- Opening Delimiter -

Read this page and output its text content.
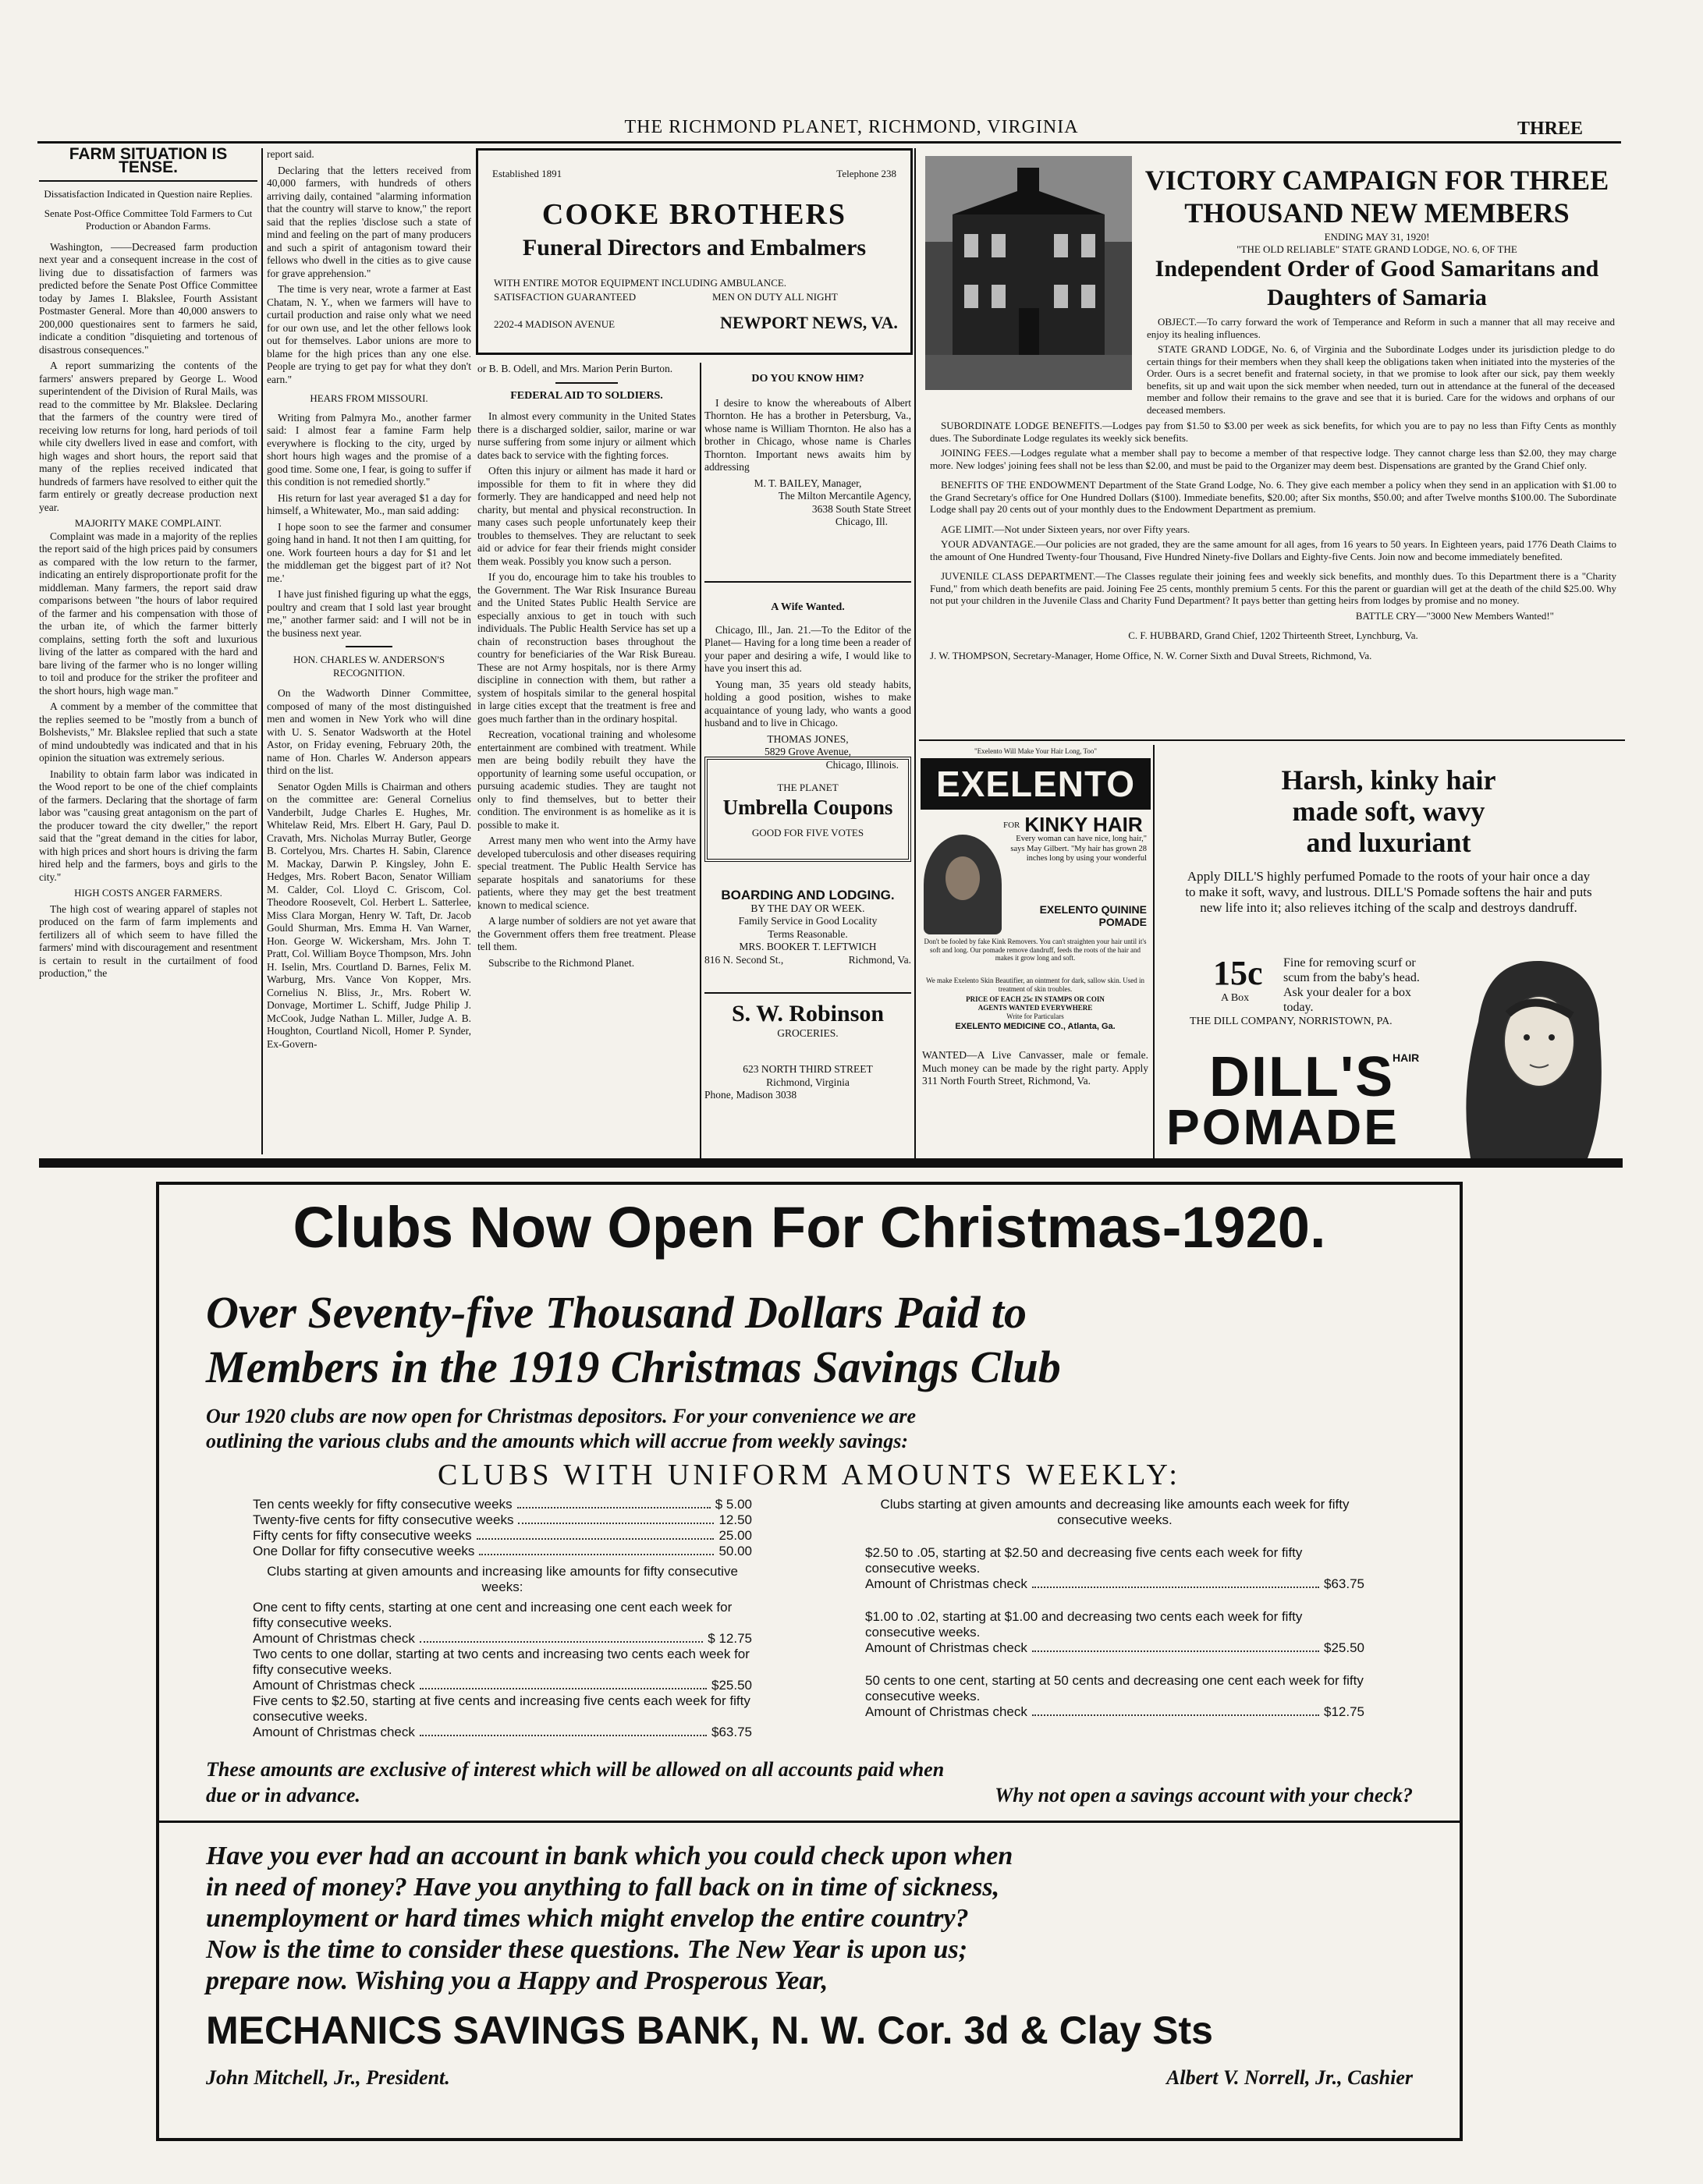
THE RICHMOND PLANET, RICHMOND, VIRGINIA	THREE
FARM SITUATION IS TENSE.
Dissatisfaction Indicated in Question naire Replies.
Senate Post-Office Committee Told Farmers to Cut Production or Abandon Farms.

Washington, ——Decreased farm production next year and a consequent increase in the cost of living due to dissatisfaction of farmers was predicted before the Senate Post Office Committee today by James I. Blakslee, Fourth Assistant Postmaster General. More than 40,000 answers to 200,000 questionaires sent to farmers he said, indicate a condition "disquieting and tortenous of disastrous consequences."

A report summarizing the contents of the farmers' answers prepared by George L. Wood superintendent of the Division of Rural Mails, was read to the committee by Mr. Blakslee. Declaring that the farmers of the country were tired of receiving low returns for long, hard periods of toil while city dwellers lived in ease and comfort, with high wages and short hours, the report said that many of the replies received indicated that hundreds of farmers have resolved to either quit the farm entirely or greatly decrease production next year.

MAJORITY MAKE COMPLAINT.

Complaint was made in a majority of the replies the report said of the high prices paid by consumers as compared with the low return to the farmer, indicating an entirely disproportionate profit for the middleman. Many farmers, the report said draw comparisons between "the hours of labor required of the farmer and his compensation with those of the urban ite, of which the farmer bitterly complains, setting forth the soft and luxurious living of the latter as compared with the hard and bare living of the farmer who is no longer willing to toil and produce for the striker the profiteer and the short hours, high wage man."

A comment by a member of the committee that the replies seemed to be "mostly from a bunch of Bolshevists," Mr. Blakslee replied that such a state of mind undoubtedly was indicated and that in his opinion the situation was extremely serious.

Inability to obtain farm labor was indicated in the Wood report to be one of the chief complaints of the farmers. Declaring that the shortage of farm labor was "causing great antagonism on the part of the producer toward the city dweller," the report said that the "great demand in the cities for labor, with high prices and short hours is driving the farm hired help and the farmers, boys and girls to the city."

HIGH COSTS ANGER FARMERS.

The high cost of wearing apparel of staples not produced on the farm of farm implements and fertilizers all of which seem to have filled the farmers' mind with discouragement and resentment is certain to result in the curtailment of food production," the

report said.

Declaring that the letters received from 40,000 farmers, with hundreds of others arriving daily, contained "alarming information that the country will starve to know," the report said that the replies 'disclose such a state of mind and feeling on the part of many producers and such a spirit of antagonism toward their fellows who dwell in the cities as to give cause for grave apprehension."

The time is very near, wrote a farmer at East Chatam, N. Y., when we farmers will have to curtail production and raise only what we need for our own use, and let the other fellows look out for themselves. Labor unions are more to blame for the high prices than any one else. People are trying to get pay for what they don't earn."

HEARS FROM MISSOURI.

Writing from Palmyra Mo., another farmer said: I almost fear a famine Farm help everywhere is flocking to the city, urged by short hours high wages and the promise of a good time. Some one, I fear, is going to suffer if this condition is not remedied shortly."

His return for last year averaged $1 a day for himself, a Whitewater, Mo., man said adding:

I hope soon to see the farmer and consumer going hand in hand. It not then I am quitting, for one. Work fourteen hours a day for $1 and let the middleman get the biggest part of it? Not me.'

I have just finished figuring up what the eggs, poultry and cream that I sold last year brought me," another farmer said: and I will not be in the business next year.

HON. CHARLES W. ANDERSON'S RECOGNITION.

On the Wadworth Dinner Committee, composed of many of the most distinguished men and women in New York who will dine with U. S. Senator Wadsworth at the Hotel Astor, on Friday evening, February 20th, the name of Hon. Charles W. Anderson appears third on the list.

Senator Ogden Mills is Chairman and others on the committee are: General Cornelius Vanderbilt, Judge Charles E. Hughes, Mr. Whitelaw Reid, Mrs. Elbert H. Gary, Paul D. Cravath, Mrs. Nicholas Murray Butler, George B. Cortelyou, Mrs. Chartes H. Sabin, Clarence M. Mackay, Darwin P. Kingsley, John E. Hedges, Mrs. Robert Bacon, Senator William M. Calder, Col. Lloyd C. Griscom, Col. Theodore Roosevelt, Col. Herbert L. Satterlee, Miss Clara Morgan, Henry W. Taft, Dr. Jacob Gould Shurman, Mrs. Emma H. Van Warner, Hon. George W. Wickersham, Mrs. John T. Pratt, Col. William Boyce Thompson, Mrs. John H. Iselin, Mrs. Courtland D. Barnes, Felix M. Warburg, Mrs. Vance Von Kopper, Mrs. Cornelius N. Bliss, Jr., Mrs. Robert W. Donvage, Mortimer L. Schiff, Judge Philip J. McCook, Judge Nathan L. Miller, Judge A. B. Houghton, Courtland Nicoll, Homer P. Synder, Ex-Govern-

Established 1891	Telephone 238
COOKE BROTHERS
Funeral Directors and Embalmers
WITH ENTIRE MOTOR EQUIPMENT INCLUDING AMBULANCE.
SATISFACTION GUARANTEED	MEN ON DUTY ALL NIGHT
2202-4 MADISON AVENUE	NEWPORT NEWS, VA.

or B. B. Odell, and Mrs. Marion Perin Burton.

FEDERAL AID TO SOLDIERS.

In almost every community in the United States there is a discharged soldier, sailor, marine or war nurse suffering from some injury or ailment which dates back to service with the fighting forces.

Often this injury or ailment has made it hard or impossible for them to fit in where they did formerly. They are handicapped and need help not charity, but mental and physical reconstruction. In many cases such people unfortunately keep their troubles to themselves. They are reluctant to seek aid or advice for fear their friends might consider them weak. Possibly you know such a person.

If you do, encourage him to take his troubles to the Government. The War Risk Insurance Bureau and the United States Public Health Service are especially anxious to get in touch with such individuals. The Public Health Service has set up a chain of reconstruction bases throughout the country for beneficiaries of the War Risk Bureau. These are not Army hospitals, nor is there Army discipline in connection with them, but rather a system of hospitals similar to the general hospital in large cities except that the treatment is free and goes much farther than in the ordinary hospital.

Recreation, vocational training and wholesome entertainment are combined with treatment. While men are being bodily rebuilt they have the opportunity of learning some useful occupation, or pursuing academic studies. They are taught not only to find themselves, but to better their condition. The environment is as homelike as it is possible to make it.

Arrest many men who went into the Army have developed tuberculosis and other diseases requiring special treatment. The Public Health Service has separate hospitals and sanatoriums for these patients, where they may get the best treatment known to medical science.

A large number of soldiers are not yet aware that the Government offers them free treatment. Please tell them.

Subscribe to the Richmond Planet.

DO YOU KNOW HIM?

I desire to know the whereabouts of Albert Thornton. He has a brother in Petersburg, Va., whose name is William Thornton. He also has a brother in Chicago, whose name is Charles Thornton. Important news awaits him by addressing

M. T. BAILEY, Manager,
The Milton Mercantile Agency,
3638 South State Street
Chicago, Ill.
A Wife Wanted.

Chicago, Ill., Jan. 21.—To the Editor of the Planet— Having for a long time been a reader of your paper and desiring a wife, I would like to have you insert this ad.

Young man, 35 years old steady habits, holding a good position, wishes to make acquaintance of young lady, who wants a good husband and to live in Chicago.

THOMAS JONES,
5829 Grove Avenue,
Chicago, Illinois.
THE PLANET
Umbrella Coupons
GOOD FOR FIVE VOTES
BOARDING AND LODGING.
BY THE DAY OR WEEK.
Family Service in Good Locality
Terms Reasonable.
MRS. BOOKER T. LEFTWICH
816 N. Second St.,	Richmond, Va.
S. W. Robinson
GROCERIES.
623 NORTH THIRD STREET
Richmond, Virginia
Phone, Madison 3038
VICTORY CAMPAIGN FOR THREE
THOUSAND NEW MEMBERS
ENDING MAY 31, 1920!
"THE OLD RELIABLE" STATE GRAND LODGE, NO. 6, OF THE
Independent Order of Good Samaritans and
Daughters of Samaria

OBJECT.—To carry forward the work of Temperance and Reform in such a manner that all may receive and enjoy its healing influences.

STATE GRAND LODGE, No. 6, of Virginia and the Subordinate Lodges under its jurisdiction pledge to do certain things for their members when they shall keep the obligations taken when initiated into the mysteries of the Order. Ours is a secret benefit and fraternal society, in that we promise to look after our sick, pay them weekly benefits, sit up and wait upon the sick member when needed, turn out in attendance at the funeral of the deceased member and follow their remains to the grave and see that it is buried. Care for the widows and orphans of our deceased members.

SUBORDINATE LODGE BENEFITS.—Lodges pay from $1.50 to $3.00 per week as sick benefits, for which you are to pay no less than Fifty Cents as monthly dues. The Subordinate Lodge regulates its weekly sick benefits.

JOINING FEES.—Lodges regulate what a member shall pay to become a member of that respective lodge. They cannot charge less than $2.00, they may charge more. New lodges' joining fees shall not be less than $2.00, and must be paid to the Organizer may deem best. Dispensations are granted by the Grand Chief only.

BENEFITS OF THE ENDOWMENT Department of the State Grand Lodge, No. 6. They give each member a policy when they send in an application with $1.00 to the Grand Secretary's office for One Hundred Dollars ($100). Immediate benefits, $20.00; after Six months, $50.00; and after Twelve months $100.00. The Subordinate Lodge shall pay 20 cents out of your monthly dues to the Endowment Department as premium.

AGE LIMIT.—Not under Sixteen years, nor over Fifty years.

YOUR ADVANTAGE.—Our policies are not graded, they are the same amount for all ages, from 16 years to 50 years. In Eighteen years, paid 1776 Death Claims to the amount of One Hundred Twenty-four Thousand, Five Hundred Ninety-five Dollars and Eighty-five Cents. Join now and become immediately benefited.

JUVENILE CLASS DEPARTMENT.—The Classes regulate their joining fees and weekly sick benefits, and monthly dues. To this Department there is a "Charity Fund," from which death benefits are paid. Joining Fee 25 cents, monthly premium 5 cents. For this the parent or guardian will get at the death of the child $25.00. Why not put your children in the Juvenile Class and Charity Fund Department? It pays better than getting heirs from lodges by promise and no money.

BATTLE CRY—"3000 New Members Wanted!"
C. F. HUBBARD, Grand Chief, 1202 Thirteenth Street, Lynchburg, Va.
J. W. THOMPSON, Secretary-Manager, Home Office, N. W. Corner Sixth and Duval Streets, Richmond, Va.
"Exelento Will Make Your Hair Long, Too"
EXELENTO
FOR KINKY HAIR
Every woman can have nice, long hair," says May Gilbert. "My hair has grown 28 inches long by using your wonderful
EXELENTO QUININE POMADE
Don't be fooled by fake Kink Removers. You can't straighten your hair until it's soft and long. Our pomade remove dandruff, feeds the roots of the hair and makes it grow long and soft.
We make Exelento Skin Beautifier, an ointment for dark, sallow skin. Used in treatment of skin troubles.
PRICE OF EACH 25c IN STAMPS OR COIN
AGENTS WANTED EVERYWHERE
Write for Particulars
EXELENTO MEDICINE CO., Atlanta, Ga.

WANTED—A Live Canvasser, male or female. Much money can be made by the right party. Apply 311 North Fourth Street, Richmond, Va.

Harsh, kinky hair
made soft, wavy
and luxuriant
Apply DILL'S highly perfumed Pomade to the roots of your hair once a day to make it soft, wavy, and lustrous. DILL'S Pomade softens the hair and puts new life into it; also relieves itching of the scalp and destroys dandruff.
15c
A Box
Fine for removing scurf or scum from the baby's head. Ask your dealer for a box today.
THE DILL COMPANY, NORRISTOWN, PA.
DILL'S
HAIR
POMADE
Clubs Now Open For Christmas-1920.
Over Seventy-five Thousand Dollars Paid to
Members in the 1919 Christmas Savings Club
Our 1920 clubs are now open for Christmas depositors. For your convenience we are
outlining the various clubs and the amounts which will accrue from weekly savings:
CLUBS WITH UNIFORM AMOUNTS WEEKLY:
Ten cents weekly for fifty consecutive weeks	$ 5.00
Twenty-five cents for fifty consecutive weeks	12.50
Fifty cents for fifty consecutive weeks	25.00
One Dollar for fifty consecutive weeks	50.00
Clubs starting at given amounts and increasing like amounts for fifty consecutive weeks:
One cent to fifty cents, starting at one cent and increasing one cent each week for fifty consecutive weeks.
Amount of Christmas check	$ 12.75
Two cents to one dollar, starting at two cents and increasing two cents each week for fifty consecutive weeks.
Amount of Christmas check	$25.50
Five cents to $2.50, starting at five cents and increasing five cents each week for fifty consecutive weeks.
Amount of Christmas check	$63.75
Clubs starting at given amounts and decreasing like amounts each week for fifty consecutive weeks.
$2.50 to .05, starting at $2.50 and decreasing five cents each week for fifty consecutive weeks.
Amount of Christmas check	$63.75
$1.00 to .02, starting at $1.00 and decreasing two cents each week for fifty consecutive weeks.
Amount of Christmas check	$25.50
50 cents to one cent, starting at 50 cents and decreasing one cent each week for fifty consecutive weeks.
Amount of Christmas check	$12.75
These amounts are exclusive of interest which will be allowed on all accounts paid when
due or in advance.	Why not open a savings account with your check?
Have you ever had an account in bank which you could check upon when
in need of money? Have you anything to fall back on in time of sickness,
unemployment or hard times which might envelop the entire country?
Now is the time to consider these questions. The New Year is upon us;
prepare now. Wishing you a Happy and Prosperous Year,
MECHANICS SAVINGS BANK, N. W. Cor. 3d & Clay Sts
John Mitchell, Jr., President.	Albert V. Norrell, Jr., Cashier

- Closing Delimiter -

■ YOUR INSTRUCTIONS:
Using the entries above, return each line in which the word "what" occurs.

■ RESULT OF THE EXERCISE:
The time is very near, wrote a farmer at East Chatam, N. Y., when we farmers will have to curtail production and raise only what we need for our own use, and let the other fellows look out for themselves. Labor unions are more to blame for the high prices than any one else. People are trying to get pay for what they don't earn."
I have just finished figuring up what the eggs, poultry and cream that I sold last year brought me," another farmer said: and I will not be in the business next year.
JOINING FEES.—Lodges regulate what a member shall pay to become a member of that respective lodge. They cannot charge less than $2.00, they may charge more. New lodges' joining fees shall not be less than $2.00, and must be paid to the Organizer may deem best. Dispensations are granted by the Grand Chief only.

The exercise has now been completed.